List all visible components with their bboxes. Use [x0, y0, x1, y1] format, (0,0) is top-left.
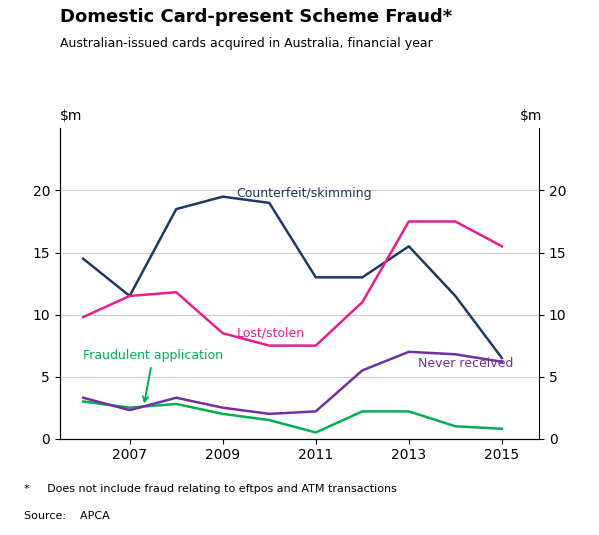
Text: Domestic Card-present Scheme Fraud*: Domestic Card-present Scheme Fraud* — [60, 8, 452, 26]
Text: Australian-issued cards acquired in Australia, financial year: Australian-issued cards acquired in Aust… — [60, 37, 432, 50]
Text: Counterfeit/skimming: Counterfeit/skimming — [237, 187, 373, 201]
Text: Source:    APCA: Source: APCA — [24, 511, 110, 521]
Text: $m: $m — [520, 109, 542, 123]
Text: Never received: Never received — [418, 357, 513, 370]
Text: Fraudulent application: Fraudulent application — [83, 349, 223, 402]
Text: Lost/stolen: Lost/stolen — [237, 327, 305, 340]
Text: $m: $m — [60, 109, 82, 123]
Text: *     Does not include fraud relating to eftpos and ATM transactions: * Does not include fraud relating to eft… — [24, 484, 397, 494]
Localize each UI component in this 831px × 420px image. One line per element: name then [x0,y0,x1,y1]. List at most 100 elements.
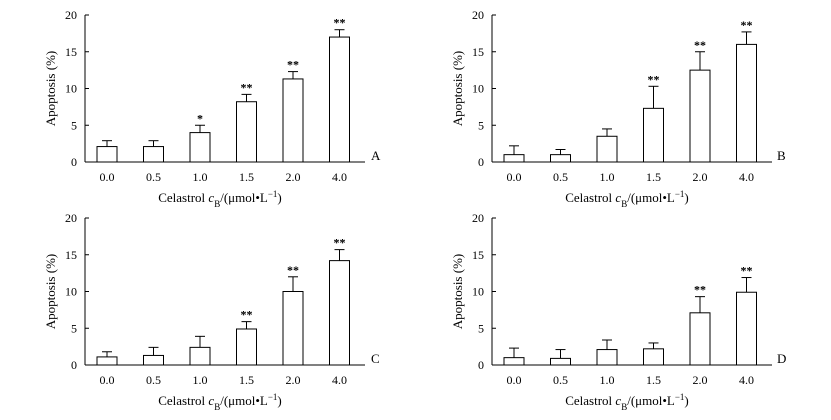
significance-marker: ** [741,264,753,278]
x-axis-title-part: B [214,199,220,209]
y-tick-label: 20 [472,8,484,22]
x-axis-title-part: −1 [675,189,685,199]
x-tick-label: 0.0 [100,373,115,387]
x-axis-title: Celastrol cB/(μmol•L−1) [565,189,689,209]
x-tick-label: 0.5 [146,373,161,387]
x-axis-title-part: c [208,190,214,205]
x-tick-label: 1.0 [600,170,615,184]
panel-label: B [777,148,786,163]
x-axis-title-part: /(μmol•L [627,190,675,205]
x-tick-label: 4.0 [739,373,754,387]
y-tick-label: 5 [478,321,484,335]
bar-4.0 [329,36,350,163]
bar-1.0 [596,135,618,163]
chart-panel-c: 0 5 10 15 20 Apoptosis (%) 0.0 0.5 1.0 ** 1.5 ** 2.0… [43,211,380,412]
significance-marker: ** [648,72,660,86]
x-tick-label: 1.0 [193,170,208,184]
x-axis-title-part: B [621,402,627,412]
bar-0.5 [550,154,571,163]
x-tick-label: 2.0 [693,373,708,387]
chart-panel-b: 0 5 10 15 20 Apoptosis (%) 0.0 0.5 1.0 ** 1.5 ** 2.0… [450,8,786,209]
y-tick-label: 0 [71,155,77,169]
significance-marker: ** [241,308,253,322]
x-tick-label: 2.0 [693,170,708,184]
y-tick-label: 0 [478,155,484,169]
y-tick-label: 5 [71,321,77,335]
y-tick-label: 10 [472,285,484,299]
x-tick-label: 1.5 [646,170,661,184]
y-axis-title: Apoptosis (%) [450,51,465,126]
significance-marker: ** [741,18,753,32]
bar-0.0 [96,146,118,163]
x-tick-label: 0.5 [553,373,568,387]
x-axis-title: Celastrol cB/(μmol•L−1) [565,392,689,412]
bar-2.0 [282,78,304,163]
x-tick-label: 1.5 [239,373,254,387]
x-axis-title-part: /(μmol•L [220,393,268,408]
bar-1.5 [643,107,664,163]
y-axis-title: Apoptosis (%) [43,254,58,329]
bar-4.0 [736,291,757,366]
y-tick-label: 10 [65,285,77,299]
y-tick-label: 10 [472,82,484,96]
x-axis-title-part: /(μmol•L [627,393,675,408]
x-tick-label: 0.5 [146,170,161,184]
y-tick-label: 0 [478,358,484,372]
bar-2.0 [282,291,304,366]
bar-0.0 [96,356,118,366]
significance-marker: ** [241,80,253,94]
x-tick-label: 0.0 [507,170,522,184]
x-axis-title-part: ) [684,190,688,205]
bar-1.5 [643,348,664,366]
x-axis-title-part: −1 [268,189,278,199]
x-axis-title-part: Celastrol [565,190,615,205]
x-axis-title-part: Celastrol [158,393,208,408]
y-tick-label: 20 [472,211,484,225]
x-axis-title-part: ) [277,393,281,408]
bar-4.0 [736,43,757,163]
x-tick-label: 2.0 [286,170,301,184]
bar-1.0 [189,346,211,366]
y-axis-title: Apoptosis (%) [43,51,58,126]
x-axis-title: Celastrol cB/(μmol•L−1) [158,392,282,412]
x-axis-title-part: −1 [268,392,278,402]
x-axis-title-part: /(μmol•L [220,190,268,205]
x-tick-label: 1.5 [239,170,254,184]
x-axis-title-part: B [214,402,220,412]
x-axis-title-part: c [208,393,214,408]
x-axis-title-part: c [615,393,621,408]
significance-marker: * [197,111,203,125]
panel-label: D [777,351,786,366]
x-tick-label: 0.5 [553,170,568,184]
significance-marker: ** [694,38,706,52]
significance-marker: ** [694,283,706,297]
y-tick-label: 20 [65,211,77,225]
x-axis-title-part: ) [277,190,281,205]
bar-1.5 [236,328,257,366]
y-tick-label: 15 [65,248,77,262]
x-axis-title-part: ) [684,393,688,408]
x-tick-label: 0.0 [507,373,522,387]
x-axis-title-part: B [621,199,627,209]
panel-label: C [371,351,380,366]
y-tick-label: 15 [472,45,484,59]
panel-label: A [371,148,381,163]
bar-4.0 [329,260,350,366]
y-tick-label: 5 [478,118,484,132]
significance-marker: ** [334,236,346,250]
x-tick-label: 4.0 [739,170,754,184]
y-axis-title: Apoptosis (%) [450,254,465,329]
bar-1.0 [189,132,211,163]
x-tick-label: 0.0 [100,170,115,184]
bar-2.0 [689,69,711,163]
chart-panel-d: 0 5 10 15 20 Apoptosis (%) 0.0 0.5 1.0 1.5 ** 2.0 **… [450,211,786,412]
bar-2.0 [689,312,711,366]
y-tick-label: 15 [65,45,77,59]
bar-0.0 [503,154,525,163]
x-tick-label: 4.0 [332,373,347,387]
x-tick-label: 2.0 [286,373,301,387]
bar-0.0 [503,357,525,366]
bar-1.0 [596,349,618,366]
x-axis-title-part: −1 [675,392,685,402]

- - - -

Lay out as a numbered list the lines of the records, starting with the line that contains "Text: Domestic Card-present" and going on through the line that contains "Text: $m: $m — [60, 109, 82, 123]". Leave out any blank lines.

TASK SOLUTION -
1. Text: Domestic Card-present Scheme Fraud*: Domestic Card-present Scheme Fraud* — [60, 8, 452, 26]
2. Text: Australian-issued cards acquired in Australia, financial year: Australian-issued cards acquired in Aust… — [60, 37, 432, 50]
3. Text: Counterfeit/skimming: Counterfeit/skimming — [237, 187, 373, 201]
4. Text: Source:    APCA: Source: APCA — [24, 511, 110, 521]
5. Text: $m: $m — [520, 109, 542, 123]
6. Text: Never received: Never received — [418, 357, 513, 370]
7. Text: Fraudulent application: Fraudulent application — [83, 349, 223, 402]
8. Text: Lost/stolen: Lost/stolen — [237, 327, 305, 340]
9. Text: $m: $m — [60, 109, 82, 123]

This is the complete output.